> _Exercise details_
Could you quote the stretch from the line containing "thumb-search-result: Search result" through the line containing "video-count: 9 videos [408, 180, 457, 195]" word for word?

§

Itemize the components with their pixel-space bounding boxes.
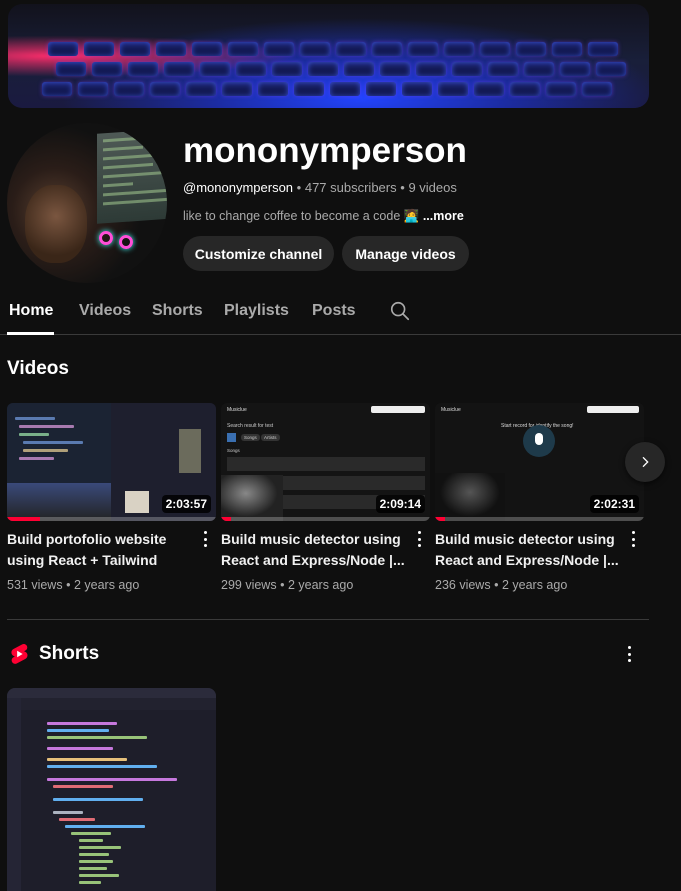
thumb-search-result: Search result for test [227, 423, 274, 429]
short-editor-sidebar [7, 698, 21, 891]
thumb-songs-heading: Songs [227, 448, 240, 453]
video-meta: 299 views • 2 years ago [221, 578, 354, 592]
channel-tabs: Home Videos Shorts Playlists Posts [0, 296, 681, 335]
avatar-person [25, 185, 87, 263]
meta-separator: • [296, 180, 302, 195]
video-title[interactable]: Build portofolio website using React + T… [7, 529, 193, 571]
more-vert-icon[interactable] [625, 645, 633, 663]
tab-posts[interactable]: Posts [312, 302, 356, 320]
section-divider [7, 619, 649, 620]
tab-home[interactable]: Home [9, 302, 53, 320]
video-meta: 531 views • 2 years ago [7, 578, 140, 592]
thumb-app-name: Musiclue [227, 407, 247, 413]
thumb-songs-chip: Songs [241, 434, 260, 441]
description-text: like to change coffee to become a code 🧑… [183, 209, 420, 223]
short-thumbnail[interactable] [7, 688, 216, 891]
thumb-artists-chip: Artists [261, 434, 280, 441]
thumb-app-name: Musiclue [441, 407, 461, 413]
active-tab-indicator [7, 332, 54, 335]
tab-shorts[interactable]: Shorts [152, 302, 203, 320]
meta-separator: • [400, 180, 405, 195]
chevron-right-icon [642, 456, 649, 468]
tab-videos[interactable]: Videos [79, 302, 131, 320]
shorts-section-title: Shorts [39, 643, 100, 664]
watch-progress-bar [435, 517, 446, 521]
watch-progress-bar [7, 517, 41, 521]
video-meta: 236 views • 2 years ago [435, 578, 568, 592]
avatar-fan-light [99, 231, 113, 245]
video-title[interactable]: Build music detector using React and Exp… [435, 529, 621, 571]
thumb-code-editor-art [7, 403, 111, 483]
manage-videos-button[interactable]: Manage videos [342, 236, 469, 271]
customize-channel-button[interactable]: Customize channel [183, 236, 334, 271]
short-editor-tabs [21, 698, 216, 710]
subscriber-count: 477 subscribers [304, 180, 397, 195]
channel-avatar[interactable] [7, 123, 167, 283]
thumb-keyboard-art [7, 483, 111, 521]
more-vert-icon[interactable] [629, 530, 637, 548]
avatar-fan-light [119, 235, 133, 249]
channel-banner [8, 4, 649, 108]
channel-handle: @mononymperson [183, 180, 294, 195]
video-duration: 2:09:14 [375, 495, 425, 513]
video-thumbnail[interactable]: 2:03:57 [7, 403, 216, 521]
avatar-monitor-art [97, 128, 167, 224]
more-vert-icon[interactable] [201, 530, 209, 548]
video-count: 9 videos [408, 180, 457, 195]
videos-section-title: Videos [7, 358, 69, 379]
video-thumbnail[interactable]: Musiclue Start record for identify the s… [435, 403, 644, 521]
video-title[interactable]: Build music detector using React and Exp… [221, 529, 407, 571]
carousel-next-button[interactable] [625, 442, 665, 482]
banner-keyboard-art [42, 42, 628, 108]
short-editor-titlebar [7, 688, 216, 698]
video-duration: 2:03:57 [161, 495, 211, 513]
search-icon[interactable] [389, 300, 411, 322]
video-duration: 2:02:31 [589, 495, 639, 513]
channel-meta: @mononymperson • 477 subscribers • 9 vid… [183, 180, 457, 195]
video-thumbnail[interactable]: Musiclue Search result for test Songs Ar… [221, 403, 430, 521]
channel-name: mononymperson [183, 131, 467, 170]
shorts-logo-icon [11, 643, 28, 664]
channel-description[interactable]: like to change coffee to become a code 🧑… [183, 209, 464, 224]
watch-progress-bar [221, 517, 232, 521]
description-more-link[interactable]: ...more [423, 209, 464, 223]
tab-playlists[interactable]: Playlists [224, 302, 289, 320]
more-vert-icon[interactable] [415, 530, 423, 548]
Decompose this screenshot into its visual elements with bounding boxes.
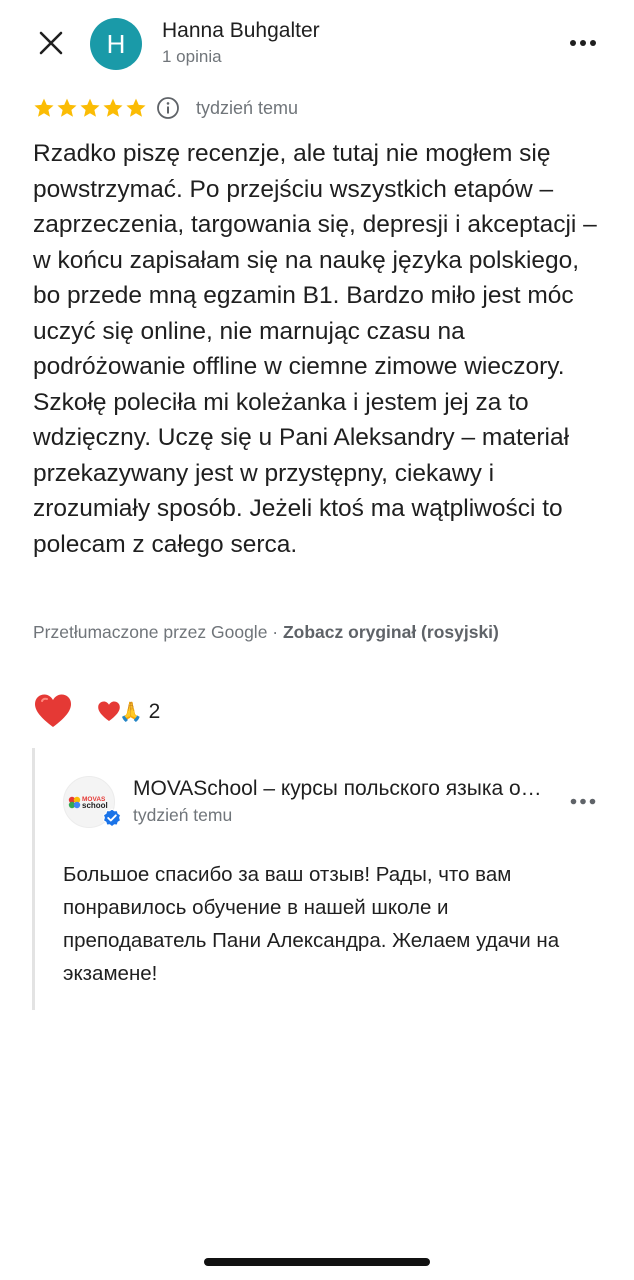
star-icon <box>57 98 77 117</box>
heart-icon <box>98 701 120 721</box>
reaction-summary[interactable]: 🙏 2 <box>97 700 160 724</box>
review-header: H Hanna Buhgalter 1 opinia <box>0 0 634 90</box>
reaction-count: 2 <box>148 700 161 723</box>
owner-name[interactable]: MOVASchool – курсы польского языка онлай… <box>133 777 553 801</box>
reply-time: tydzień temu <box>133 805 233 825</box>
more-horizontal-icon <box>570 798 596 804</box>
review-time: tydzień temu <box>196 97 299 118</box>
star-rating <box>33 97 147 119</box>
avatar[interactable]: H <box>90 18 142 70</box>
star-icon <box>80 98 100 117</box>
close-button[interactable] <box>32 24 70 62</box>
pray-icon: 🙏 <box>119 701 143 723</box>
star-icon <box>103 98 123 117</box>
reply-more-options-button[interactable] <box>568 790 598 812</box>
review-text: Rzadko piszę recenzje, ale tutaj nie mog… <box>33 140 597 558</box>
reply-text: Большое спасибо за ваш отзыв! Рады, что … <box>63 863 560 985</box>
heart-react-button[interactable] <box>33 692 73 732</box>
translation-note: Przetłumaczone przez Google · Zobacz ory… <box>33 622 499 643</box>
more-options-button[interactable] <box>566 30 600 56</box>
translated-by-label: Przetłumaczone przez Google · <box>33 622 283 642</box>
see-original-link[interactable]: Zobacz oryginał (rosyjski) <box>283 622 499 642</box>
close-icon <box>39 31 63 55</box>
reactions-row: 🙏 2 <box>33 690 160 734</box>
author-review-count: 1 opinia <box>162 47 222 66</box>
info-icon[interactable] <box>156 96 180 120</box>
star-icon <box>126 98 146 117</box>
owner-reply: MOVAS school MOVASchool – курсы польског… <box>32 748 604 1010</box>
home-indicator[interactable] <box>204 1258 430 1266</box>
verified-badge-icon <box>102 808 122 828</box>
star-icon <box>34 98 54 117</box>
rating-row: tydzień temu <box>33 94 298 122</box>
author-name[interactable]: Hanna Buhgalter <box>162 19 320 43</box>
more-horizontal-icon <box>570 40 596 46</box>
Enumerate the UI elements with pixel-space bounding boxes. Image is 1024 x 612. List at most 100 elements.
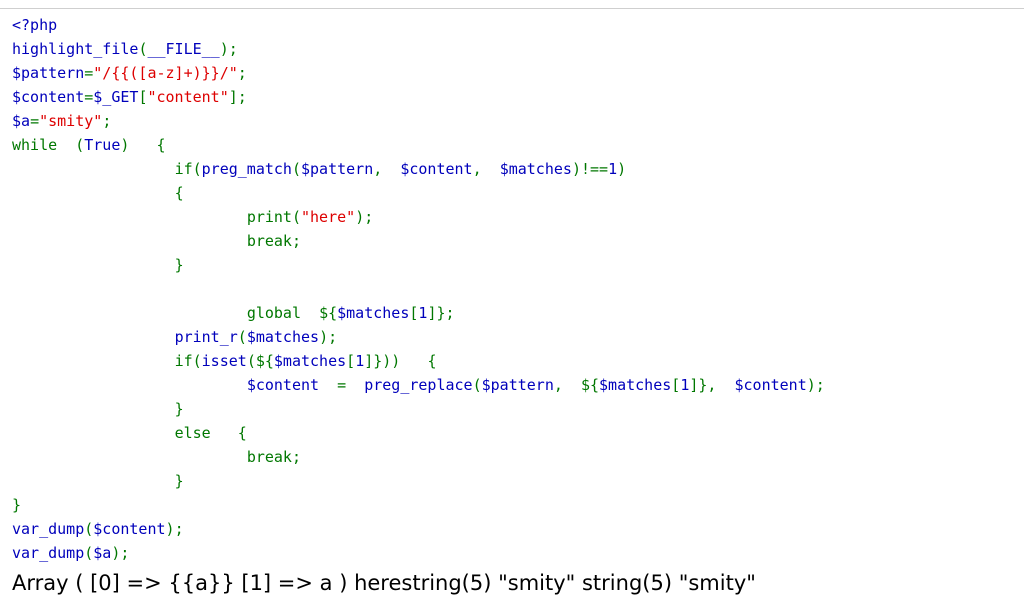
- code-token-html: [12, 208, 247, 226]
- code-token-keyword: (: [472, 376, 482, 394]
- code-token-keyword: break: [246, 448, 292, 466]
- code-token-keyword: ): [165, 520, 175, 538]
- code-line: if(preg_match($pattern, $content, $match…: [12, 157, 1024, 181]
- code-token-html: [12, 304, 247, 322]
- code-token-keyword: ;: [174, 520, 184, 538]
- code-token-keyword: ): [571, 160, 581, 178]
- code-token-keyword: ): [319, 328, 329, 346]
- code-line: }: [12, 493, 1024, 517]
- code-token-html: [12, 376, 247, 394]
- code-token-keyword: =: [84, 64, 94, 82]
- code-line: $content=$_GET["content"];: [12, 85, 1024, 109]
- code-token-keyword: $: [319, 304, 329, 322]
- code-line: }: [12, 469, 1024, 493]
- code-token-keyword: ]: [364, 352, 374, 370]
- code-token-default: var_dump: [12, 520, 85, 538]
- code-line: $pattern="/{{([a-z]+)}}/";: [12, 61, 1024, 85]
- code-token-string: "here": [301, 208, 356, 226]
- code-line: }: [12, 397, 1024, 421]
- code-token-keyword: {: [237, 424, 247, 442]
- code-token-keyword: =: [30, 112, 40, 130]
- code-token-keyword: {: [427, 352, 437, 370]
- code-token-html: [12, 448, 247, 466]
- code-token-default: preg_replace: [364, 376, 473, 394]
- code-token-default: var_dump: [12, 544, 85, 562]
- code-token-keyword: ,: [373, 160, 383, 178]
- code-token-default: highlight_file: [12, 40, 139, 58]
- code-token-keyword: ,: [553, 376, 563, 394]
- code-token-keyword: }: [174, 256, 184, 274]
- code-token-keyword: ;: [328, 328, 338, 346]
- code-token-keyword: ;: [228, 40, 238, 58]
- code-token-keyword: $: [580, 376, 590, 394]
- code-token-keyword: !==: [580, 160, 609, 178]
- code-token-html: [301, 304, 319, 322]
- code-token-keyword: ,: [472, 160, 482, 178]
- code-token-keyword: (: [192, 160, 202, 178]
- code-token-keyword: ;: [120, 544, 130, 562]
- code-token-default: preg_match: [201, 160, 292, 178]
- code-token-keyword: =: [84, 88, 94, 106]
- code-token-keyword: ;: [237, 64, 247, 82]
- code-token-keyword: }: [12, 496, 22, 514]
- code-line: <?php: [12, 13, 1024, 37]
- code-token-keyword: {: [264, 352, 274, 370]
- code-line: highlight_file(__FILE__);: [12, 37, 1024, 61]
- code-token-html: [12, 352, 175, 370]
- code-token-keyword: ;: [102, 112, 112, 130]
- code-token-keyword: print: [246, 208, 292, 226]
- code-line: break;: [12, 229, 1024, 253]
- code-line: $content = preg_replace($pattern, ${$mat…: [12, 373, 1024, 397]
- code-token-keyword: break: [246, 232, 292, 250]
- code-token-html: [319, 376, 337, 394]
- code-token-keyword: global: [246, 304, 301, 322]
- code-token-keyword: (: [246, 352, 256, 370]
- code-token-keyword: (: [84, 544, 94, 562]
- code-line: break;: [12, 445, 1024, 469]
- code-token-keyword: (: [291, 208, 301, 226]
- code-token-string: "/{{([a-z]+)}}/": [93, 64, 238, 82]
- code-token-html: [12, 400, 175, 418]
- code-line: var_dump($content);: [12, 517, 1024, 541]
- code-token-keyword: {: [174, 184, 184, 202]
- code-token-default: 1: [680, 376, 690, 394]
- code-token-keyword: if: [174, 160, 193, 178]
- code-token-keyword: ): [219, 40, 229, 58]
- code-token-keyword: ): [355, 208, 365, 226]
- script-output-text: Array ( [0] => {{a}} [1] => a ) herestri…: [12, 571, 756, 595]
- code-line: print("here");: [12, 205, 1024, 229]
- code-token-html: [716, 376, 734, 394]
- code-token-default: $matches: [273, 352, 347, 370]
- code-token-keyword: ;: [445, 304, 455, 322]
- code-token-html: [482, 160, 500, 178]
- code-token-default: $pattern: [301, 160, 374, 178]
- code-token-keyword: else: [174, 424, 211, 442]
- code-line: while (True) {: [12, 133, 1024, 157]
- code-token-keyword: (: [237, 328, 247, 346]
- code-token-default: print_r: [174, 328, 238, 346]
- code-token-keyword: {: [328, 304, 338, 322]
- code-line: $a="smity";: [12, 109, 1024, 133]
- code-token-html: [400, 352, 427, 370]
- code-token-keyword: (: [84, 520, 94, 538]
- code-token-default: $a: [93, 544, 112, 562]
- code-token-default: $content: [93, 520, 166, 538]
- code-token-default: $content: [246, 376, 320, 394]
- code-line: global ${$matches[1]};: [12, 301, 1024, 325]
- code-token-html: [346, 376, 364, 394]
- code-token-default: $pattern: [12, 64, 85, 82]
- code-token-keyword: ): [806, 376, 816, 394]
- code-token-keyword: }: [436, 304, 446, 322]
- code-token-keyword: }: [174, 472, 184, 490]
- code-token-html: [12, 328, 175, 346]
- code-token-default: __FILE__: [147, 40, 220, 58]
- code-token-default: True: [84, 136, 121, 154]
- code-token-string: "content": [147, 88, 229, 106]
- code-line: print_r($matches);: [12, 325, 1024, 349]
- code-token-default: $matches: [337, 304, 410, 322]
- code-line: if(isset(${$matches[1]})) {: [12, 349, 1024, 373]
- code-token-default: $matches: [499, 160, 572, 178]
- code-token-keyword: [: [671, 376, 681, 394]
- code-token-html: [211, 424, 238, 442]
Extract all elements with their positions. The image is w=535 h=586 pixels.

§

> _Correct output_
thumb-search-result: Search result for test [227, 423, 274, 429]
short-editor-sidebar [7, 698, 21, 891]
thumb-songs-heading: Songs [227, 448, 240, 453]
video-meta: 299 views • 2 years ago [221, 578, 354, 592]
channel-tabs: Home Videos Shorts Playlists Posts [0, 296, 681, 335]
avatar-person [25, 185, 87, 263]
meta-separator: • [296, 180, 302, 195]
video-title[interactable]: Build portofolio website using React + T… [7, 529, 193, 571]
more-vert-icon[interactable] [625, 645, 633, 663]
tab-posts[interactable]: Posts [312, 302, 356, 320]
section-divider [7, 619, 649, 620]
tab-home[interactable]: Home [9, 302, 53, 320]
video-meta: 531 views • 2 years ago [7, 578, 140, 592]
thumb-app-name: Musiclue [227, 407, 247, 413]
thumb-songs-chip: Songs [241, 434, 260, 441]
description-text: like to change coffee to become a code 🧑… [183, 209, 420, 223]
short-thumbnail[interactable] [7, 688, 216, 891]
thumb-artists-chip: Artists [261, 434, 280, 441]
thumb-app-name: Musiclue [441, 407, 461, 413]
active-tab-indicator [7, 332, 54, 335]
tab-shorts[interactable]: Shorts [152, 302, 203, 320]
meta-separator: • [400, 180, 405, 195]
chevron-right-icon [642, 456, 649, 468]
tab-videos[interactable]: Videos [79, 302, 131, 320]
shorts-section-title: Shorts [39, 643, 100, 664]
watch-progress-bar [435, 517, 446, 521]
watch-progress-bar [7, 517, 41, 521]
video-meta: 236 views • 2 years ago [435, 578, 568, 592]
avatar-fan-light [99, 231, 113, 245]
video-title[interactable]: Build music detector using React and Exp… [435, 529, 621, 571]
thumb-code-editor-art [7, 403, 111, 483]
manage-videos-button[interactable]: Manage videos [342, 236, 469, 271]
customize-channel-button[interactable]: Customize channel [183, 236, 334, 271]
short-editor-tabs [21, 698, 216, 710]
subscriber-count: 477 subscribers [304, 180, 397, 195]
channel-avatar[interactable] [7, 123, 167, 283]
thumb-keyboard-art [7, 483, 111, 521]
more-vert-icon[interactable] [629, 530, 637, 548]
avatar-fan-light [119, 235, 133, 249]
channel-banner [8, 4, 649, 108]
channel-handle: @mononymperson [183, 180, 294, 195]
video-duration: 2:09:14 [375, 495, 425, 513]
video-thumbnail[interactable]: 2:03:57 [7, 403, 216, 521]
avatar-monitor-art [97, 128, 167, 224]
more-vert-icon[interactable] [201, 530, 209, 548]
video-count: 9 videos [408, 180, 457, 195]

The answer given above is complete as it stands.